Find and copy lines holding "text".

= = = = = = =

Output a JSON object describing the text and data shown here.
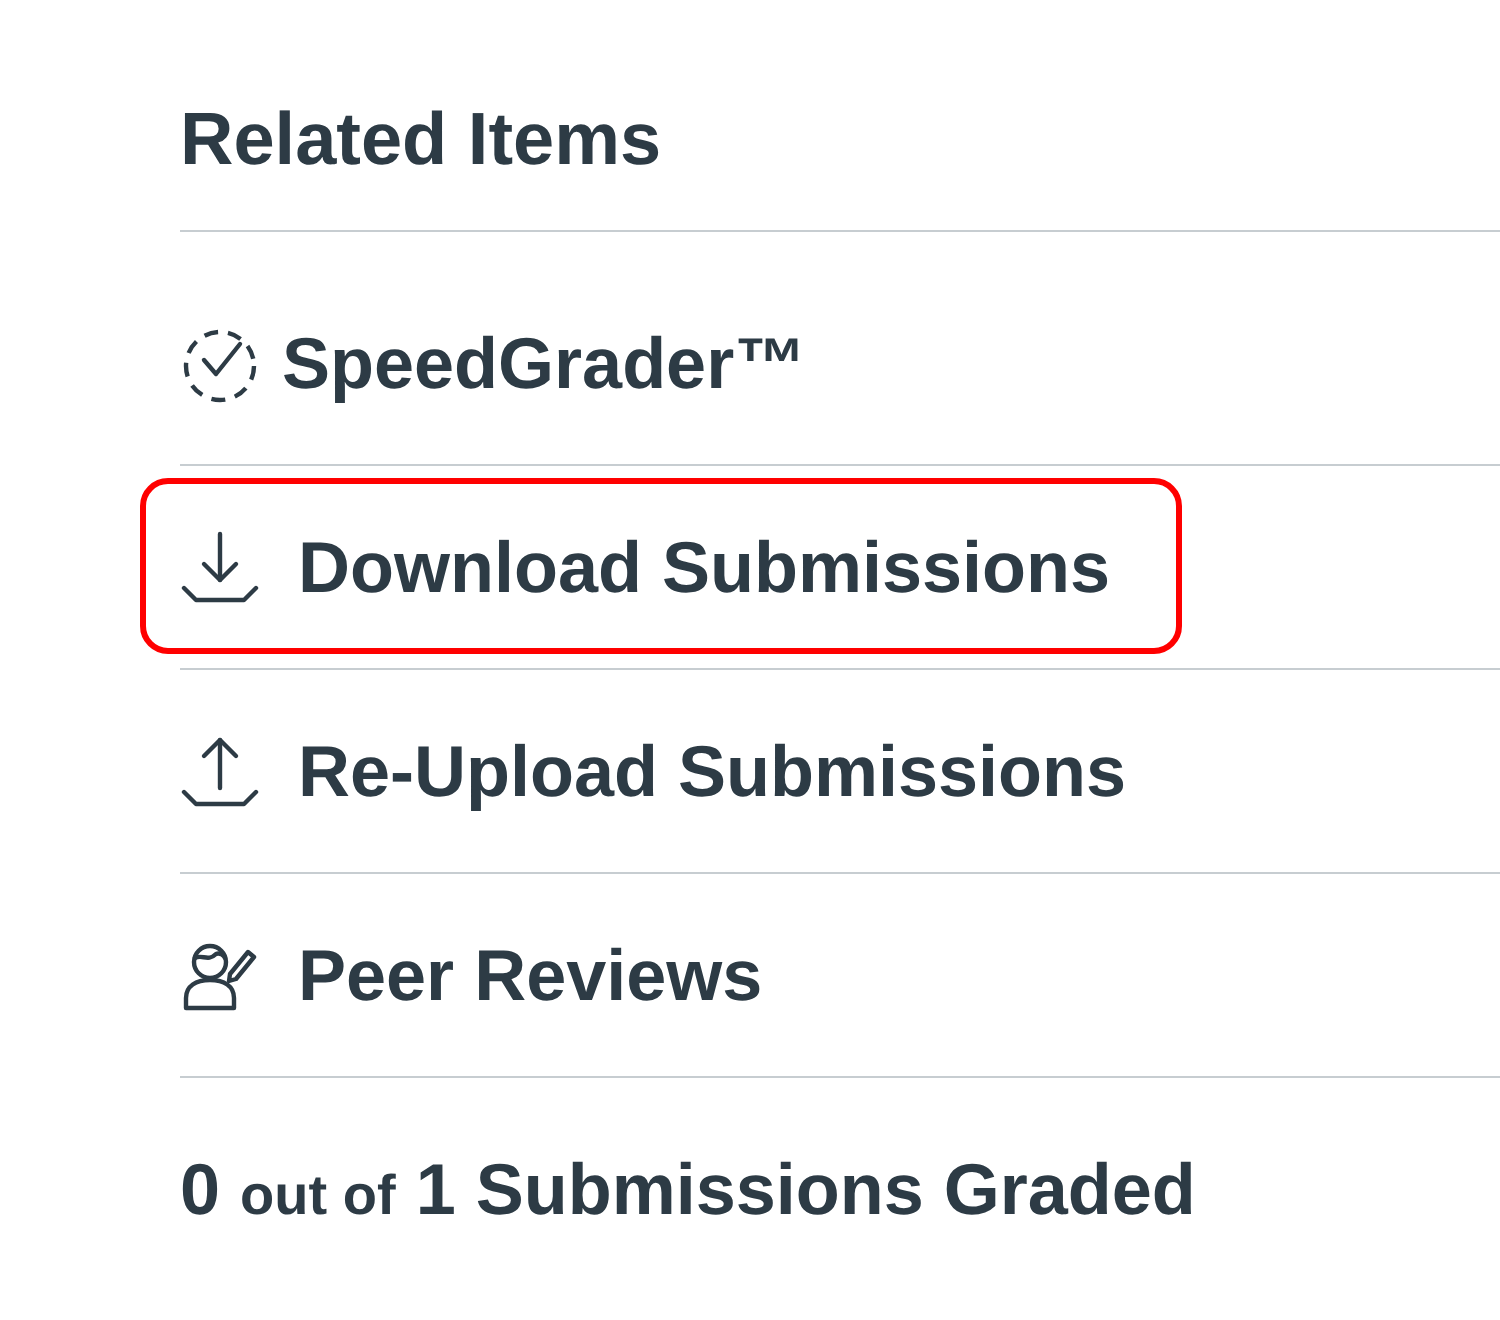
{
  "panel": {
    "title": "Related Items"
  },
  "items": [
    {
      "kind": "speedgrader",
      "label": "SpeedGrader™",
      "highlighted": false
    },
    {
      "kind": "download",
      "label": "Download Submissions",
      "highlighted": true
    },
    {
      "kind": "upload",
      "label": "Re-Upload Submissions",
      "highlighted": false
    },
    {
      "kind": "peer-review",
      "label": "Peer Reviews",
      "highlighted": false
    }
  ],
  "summary": {
    "graded": "0",
    "connector": "out of",
    "total": "1 Submissions Graded"
  }
}
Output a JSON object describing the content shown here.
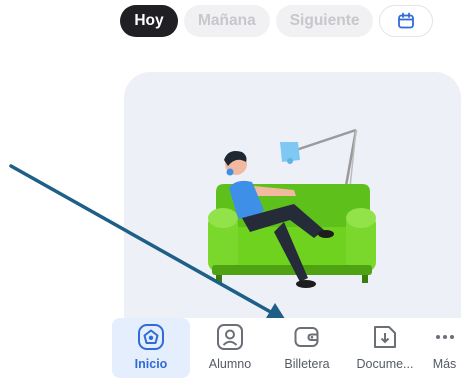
{
  "date_filter": {
    "today": "Hoy",
    "tomorrow": "Mañana",
    "next": "Siguiente",
    "calendar_icon": "calendar-icon"
  },
  "colors": {
    "active_chip": "#1f1f24",
    "accent_blue": "#2f6bd9",
    "couch_green": "#6fd21e",
    "arrow": "#1d5f86"
  },
  "bottom_nav": {
    "items": [
      {
        "label": "Inicio",
        "icon": "home-icon",
        "active": true
      },
      {
        "label": "Alumno",
        "icon": "student-icon",
        "active": false
      },
      {
        "label": "Billetera",
        "icon": "wallet-icon",
        "active": false
      },
      {
        "label": "Docume...",
        "icon": "document-download-icon",
        "active": false
      },
      {
        "label": "Más",
        "icon": "more-icon",
        "active": false
      }
    ]
  }
}
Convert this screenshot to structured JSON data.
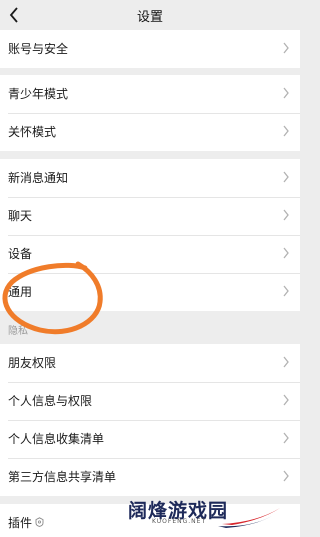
{
  "header": {
    "title": "设置",
    "back_icon": "chevron-left-icon"
  },
  "groups": [
    {
      "items": [
        {
          "label": "账号与安全"
        }
      ]
    },
    {
      "items": [
        {
          "label": "青少年模式"
        },
        {
          "label": "关怀模式"
        }
      ]
    },
    {
      "items": [
        {
          "label": "新消息通知"
        },
        {
          "label": "聊天"
        },
        {
          "label": "设备"
        },
        {
          "label": "通用"
        }
      ]
    },
    {
      "section": "隐私",
      "items": [
        {
          "label": "朋友权限"
        },
        {
          "label": "个人信息与权限"
        },
        {
          "label": "个人信息收集清单"
        },
        {
          "label": "第三方信息共享清单"
        }
      ]
    },
    {
      "items": [
        {
          "label": "插件",
          "icon": "plugin-icon"
        }
      ]
    }
  ],
  "annotation": {
    "color": "#f07c2a"
  },
  "watermark": {
    "text": "阔烽游戏园",
    "sub": "KUOFENG.NET"
  }
}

= = = = = = =

Task result –
Output a JSON object describing the text and data shown here.
    "text": "阔烽游戏园",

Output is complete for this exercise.